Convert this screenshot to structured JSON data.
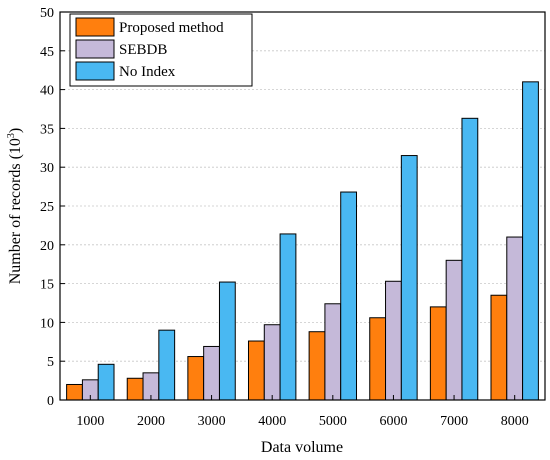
{
  "chart_data": {
    "type": "bar",
    "title": "",
    "xlabel": "Data volume",
    "ylabel": "Number of records (10",
    "ylabel_sup": "3",
    "ylabel_tail": ")",
    "categories": [
      "1000",
      "2000",
      "3000",
      "4000",
      "5000",
      "6000",
      "7000",
      "8000"
    ],
    "series": [
      {
        "name": "Proposed method",
        "color": "#ff7f0e",
        "values": [
          2.0,
          2.8,
          5.6,
          7.6,
          8.8,
          10.6,
          12.0,
          13.5
        ]
      },
      {
        "name": "SEBDB",
        "color": "#c5b9d9",
        "values": [
          2.6,
          3.5,
          6.9,
          9.7,
          12.4,
          15.3,
          18.0,
          21.0
        ]
      },
      {
        "name": "No Index",
        "color": "#49b8f2",
        "values": [
          4.6,
          9.0,
          15.2,
          21.4,
          26.8,
          31.5,
          36.3,
          41.0
        ]
      }
    ],
    "ylim": [
      0,
      50
    ],
    "yticks": [
      0,
      5,
      10,
      15,
      20,
      25,
      30,
      35,
      40,
      45,
      50
    ],
    "grid": "horizontal-dotted",
    "legend_position": "top-left"
  }
}
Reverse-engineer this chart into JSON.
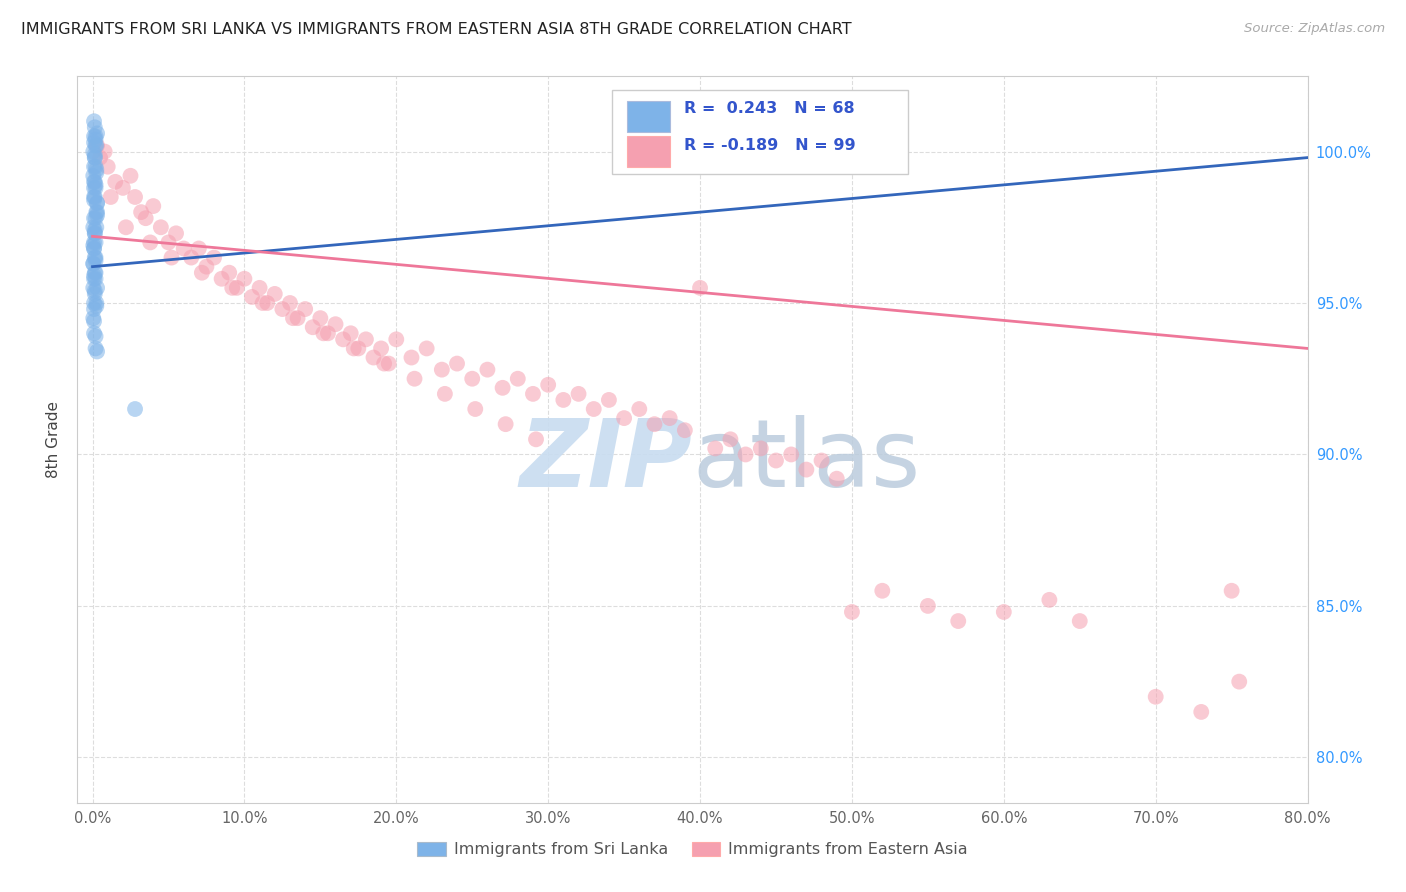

Given problem: Return all lines containing the word "this".

Answer below:
Convert this screenshot to structured JSON data.
Reverse-engineer this chart into JSON.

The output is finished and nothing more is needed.